» **What is being asked**
Determine how many lines of the entries contain "data". Reply with that number alone.

» **Records**
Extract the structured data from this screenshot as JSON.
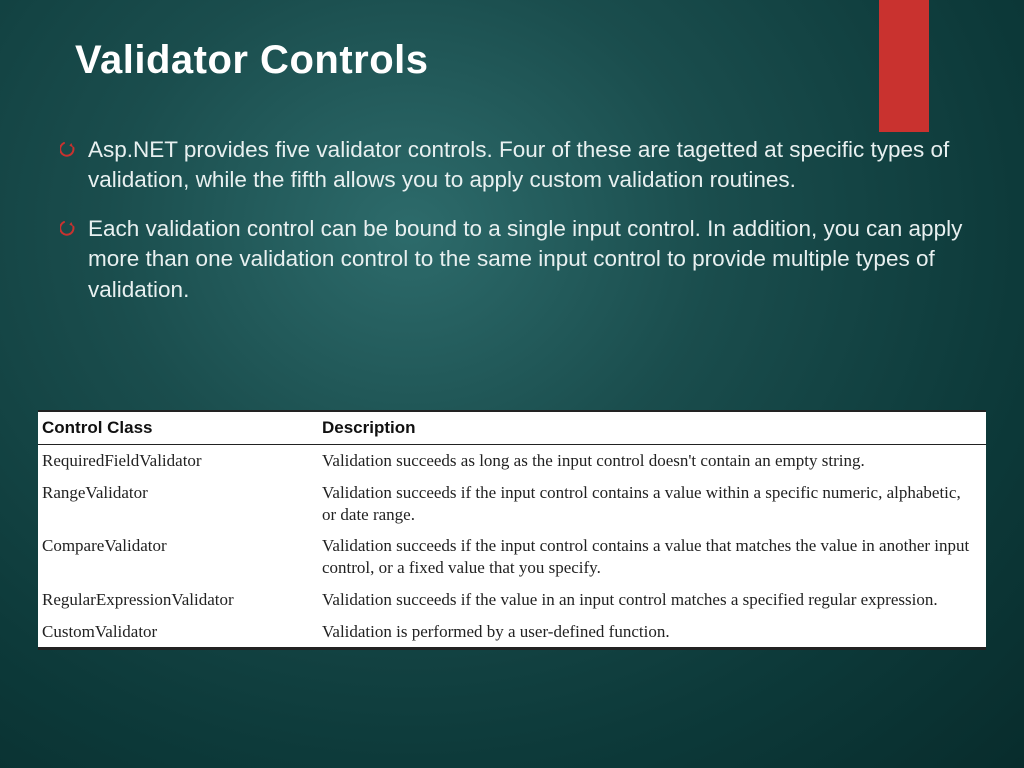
{
  "accent_color": "#c9322f",
  "title": "Validator Controls",
  "bullets": [
    "Asp.NET provides five validator controls. Four of these are tagetted at specific types of validation, while the fifth allows you to apply custom validation routines.",
    "Each validation control can be bound to a single input control. In addition, you can apply more than one validation control to the same input control to provide multiple types of validation."
  ],
  "table": {
    "headers": [
      "Control Class",
      "Description"
    ],
    "rows": [
      [
        "RequiredFieldValidator",
        "Validation succeeds as long as the input control doesn't contain an empty string."
      ],
      [
        "RangeValidator",
        "Validation succeeds if the input control contains a value within a specific numeric, alphabetic, or date range."
      ],
      [
        "CompareValidator",
        "Validation succeeds if the input control contains a value that matches the value in another input control, or a fixed value that you specify."
      ],
      [
        "RegularExpressionValidator",
        "Validation succeeds if the value in an input control matches a specified regular expression."
      ],
      [
        "CustomValidator",
        "Validation is performed by a user-defined function."
      ]
    ]
  }
}
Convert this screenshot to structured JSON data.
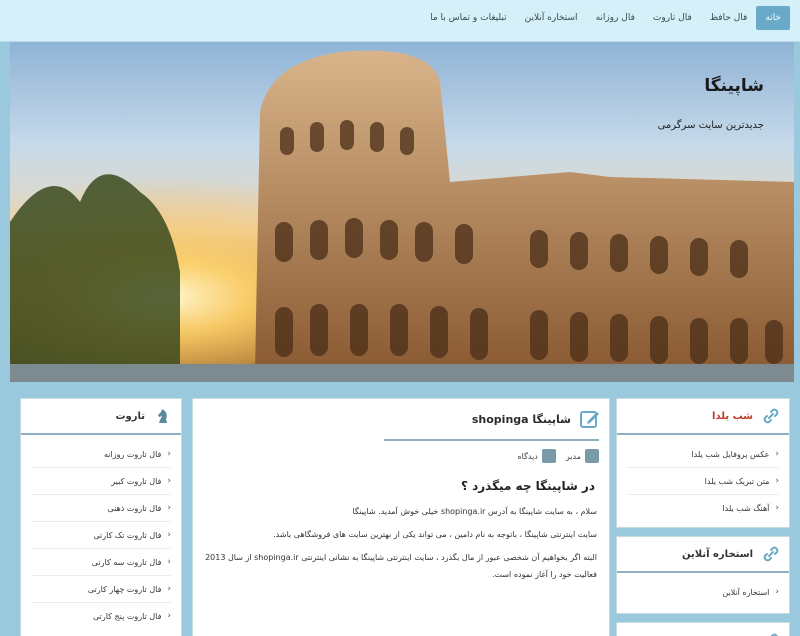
{
  "nav": {
    "items": [
      {
        "label": "خانه",
        "active": true
      },
      {
        "label": "فال حافظ",
        "active": false
      },
      {
        "label": "فال تاروت",
        "active": false
      },
      {
        "label": "فال روزانه",
        "active": false
      },
      {
        "label": "استخاره آنلاین",
        "active": false
      },
      {
        "label": "تبلیغات و تماس با ما",
        "active": false
      }
    ]
  },
  "header": {
    "title": "شاپینگا",
    "tagline": "جدیدترین سایت سرگرمی"
  },
  "right_sidebar": {
    "yalda": {
      "title": "شب یلدا",
      "items": [
        "عکس پروفایل شب یلدا",
        "متن تبریک شب یلدا",
        "آهنگ شب یلدا"
      ]
    },
    "estekhare": {
      "title": "استخاره آنلاین",
      "items": [
        "استخاره آنلاین"
      ]
    }
  },
  "main": {
    "title": "شاپینگا shopinga",
    "meta_author": "مدیر",
    "meta_category": "دیدگاه",
    "heading": "در شاپینگا چه میگذرد ؟",
    "paragraphs": [
      "سلام ، به سایت شاپینگا به آدرس shopinga.ir خیلی خوش آمدید. شاپینگا",
      "سایت اینترنتی شاپینگا ، باتوجه به نام دامین ، می تواند یکی از بهترین سایت های فروشگاهی باشد.",
      "البته اگر بخواهیم آن شخصی عبور از مال بگذرد ، سایت اینترنتی شاپینگا به نشانی اینترنتی shopinga.ir از سال 2013 فعالیت خود را آغاز نموده است."
    ]
  },
  "left_sidebar": {
    "title": "تاروت",
    "items": [
      "فال تاروت روزانه",
      "فال تاروت کبیر",
      "فال تاروت ذهنی",
      "فال تاروت تک کارتی",
      "فال تاروت سه کارتی",
      "فال تاروت چهار کارتی",
      "فال تاروت پنج کارتی"
    ]
  },
  "colors": {
    "accent": "#6aaac8",
    "yalda_title": "#c0392b",
    "background": "#9ac8dc"
  }
}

» **Response to the exercise**
2